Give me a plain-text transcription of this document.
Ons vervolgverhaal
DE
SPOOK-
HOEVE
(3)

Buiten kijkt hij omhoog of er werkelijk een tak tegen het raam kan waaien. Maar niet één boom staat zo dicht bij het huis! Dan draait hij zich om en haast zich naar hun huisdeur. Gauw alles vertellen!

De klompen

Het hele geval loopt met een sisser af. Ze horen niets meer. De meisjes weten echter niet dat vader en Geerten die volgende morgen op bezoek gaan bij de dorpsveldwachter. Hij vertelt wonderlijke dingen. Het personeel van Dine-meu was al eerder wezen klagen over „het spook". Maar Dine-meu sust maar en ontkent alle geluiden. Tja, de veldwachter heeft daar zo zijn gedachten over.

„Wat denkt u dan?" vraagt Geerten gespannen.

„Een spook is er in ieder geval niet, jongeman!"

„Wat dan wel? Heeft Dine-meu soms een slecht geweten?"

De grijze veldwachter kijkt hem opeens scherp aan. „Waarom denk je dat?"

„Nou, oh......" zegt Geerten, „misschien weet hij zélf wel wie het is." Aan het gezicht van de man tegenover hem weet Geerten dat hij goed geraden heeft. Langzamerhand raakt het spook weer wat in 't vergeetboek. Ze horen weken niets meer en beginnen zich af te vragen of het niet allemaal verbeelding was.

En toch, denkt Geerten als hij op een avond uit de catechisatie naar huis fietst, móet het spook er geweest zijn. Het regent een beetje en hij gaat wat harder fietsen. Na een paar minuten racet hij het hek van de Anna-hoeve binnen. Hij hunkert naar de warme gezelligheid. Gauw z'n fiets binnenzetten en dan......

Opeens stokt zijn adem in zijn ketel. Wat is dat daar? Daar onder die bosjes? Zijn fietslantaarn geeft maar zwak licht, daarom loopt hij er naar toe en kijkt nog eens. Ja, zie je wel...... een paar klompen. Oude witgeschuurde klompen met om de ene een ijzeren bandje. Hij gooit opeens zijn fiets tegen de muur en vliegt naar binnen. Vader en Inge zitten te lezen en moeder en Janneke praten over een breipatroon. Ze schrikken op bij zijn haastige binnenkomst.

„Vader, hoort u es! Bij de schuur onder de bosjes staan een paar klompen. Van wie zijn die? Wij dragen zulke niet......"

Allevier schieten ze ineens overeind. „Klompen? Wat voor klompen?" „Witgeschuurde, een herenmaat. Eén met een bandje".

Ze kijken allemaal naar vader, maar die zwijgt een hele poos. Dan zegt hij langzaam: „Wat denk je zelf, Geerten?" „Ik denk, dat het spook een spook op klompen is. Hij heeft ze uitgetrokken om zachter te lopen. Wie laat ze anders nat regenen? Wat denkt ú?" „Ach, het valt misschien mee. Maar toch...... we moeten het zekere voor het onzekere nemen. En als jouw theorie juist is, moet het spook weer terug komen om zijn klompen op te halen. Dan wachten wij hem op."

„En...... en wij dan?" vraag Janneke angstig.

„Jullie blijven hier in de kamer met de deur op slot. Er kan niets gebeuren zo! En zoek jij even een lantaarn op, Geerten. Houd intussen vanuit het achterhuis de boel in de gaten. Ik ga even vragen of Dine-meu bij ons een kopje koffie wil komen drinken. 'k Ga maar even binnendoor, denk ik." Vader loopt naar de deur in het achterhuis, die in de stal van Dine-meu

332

------------------------------

# [WHAT THIS TASK INVOLVES]
Reproduce every line of the data verbatim.

# [REPLY TO THE EXERCISE]
Give me a plain-text transcription of this document.
Ons vervolgverhaal
DE
SPOOK-
HOEVE
(3)

Buiten kijkt hij omhoog of er werkelijk een tak tegen het raam kan waaien. Maar niet één boom staat zo dicht bij het huis! Dan draait hij zich om en haast zich naar hun huisdeur. Gauw alles vertellen!

De klompen

Het hele geval loopt met een sisser af. Ze horen niets meer. De meisjes weten echter niet dat vader en Geerten die volgende morgen op bezoek gaan bij de dorpsveldwachter. Hij vertelt wonderlijke dingen. Het personeel van Dine-meu was al eerder wezen klagen over „het spook". Maar Dine-meu sust maar en ontkent alle geluiden. Tja, de veldwachter heeft daar zo zijn gedachten over.

„Wat denkt u dan?" vraagt Geerten gespannen.

„Een spook is er in ieder geval niet, jongeman!"

„Wat dan wel? Heeft Dine-meu soms een slecht geweten?"

De grijze veldwachter kijkt hem opeens scherp aan. „Waarom denk je dat?"

„Nou, oh......" zegt Geerten, „misschien weet hij zélf wel wie het is." Aan het gezicht van de man tegenover hem weet Geerten dat hij goed geraden heeft. Langzamerhand raakt het spook weer wat in 't vergeetboek. Ze horen weken niets meer en beginnen zich af te vragen of het niet allemaal verbeelding was.

En toch, denkt Geerten als hij op een avond uit de catechisatie naar huis fietst, móet het spook er geweest zijn. Het regent een beetje en hij gaat wat harder fietsen. Na een paar minuten racet hij het hek van de Anna-hoeve binnen. Hij hunkert naar de warme gezelligheid. Gauw z'n fiets binnenzetten en dan......

Opeens stokt zijn adem in zijn ketel. Wat is dat daar? Daar onder die bosjes? Zijn fietslantaarn geeft maar zwak licht, daarom loopt hij er naar toe en kijkt nog eens. Ja, zie je wel...... een paar klompen. Oude witgeschuurde klompen met om de ene een ijzeren bandje. Hij gooit opeens zijn fiets tegen de muur en vliegt naar binnen. Vader en Inge zitten te lezen en moeder en Janneke praten over een breipatroon. Ze schrikken op bij zijn haastige binnenkomst.

„Vader, hoort u es! Bij de schuur onder de bosjes staan een paar klompen. Van wie zijn die? Wij dragen zulke niet......"

Allevier schieten ze ineens overeind. „Klompen? Wat voor klompen?" „Witgeschuurde, een herenmaat. Eén met een bandje".

Ze kijken allemaal naar vader, maar die zwijgt een hele poos. Dan zegt hij langzaam: „Wat denk je zelf, Geerten?" „Ik denk, dat het spook een spook op klompen is. Hij heeft ze uitgetrokken om zachter te lopen. Wie laat ze anders nat regenen? Wat denkt ú?" „Ach, het valt misschien mee. Maar toch...... we moeten het zekere voor het onzekere nemen. En als jouw theorie juist is, moet het spook weer terug komen om zijn klompen op te halen. Dan wachten wij hem op."

„En...... en wij dan?" vraag Janneke angstig.

„Jullie blijven hier in de kamer met de deur op slot. Er kan niets gebeuren zo! En zoek jij even een lantaarn op, Geerten. Houd intussen vanuit het achterhuis de boel in de gaten. Ik ga even vragen of Dine-meu bij ons een kopje koffie wil komen drinken. 'k Ga maar even binnendoor, denk ik." Vader loopt naar de deur in het achterhuis, die in de stal van Dine-meu

332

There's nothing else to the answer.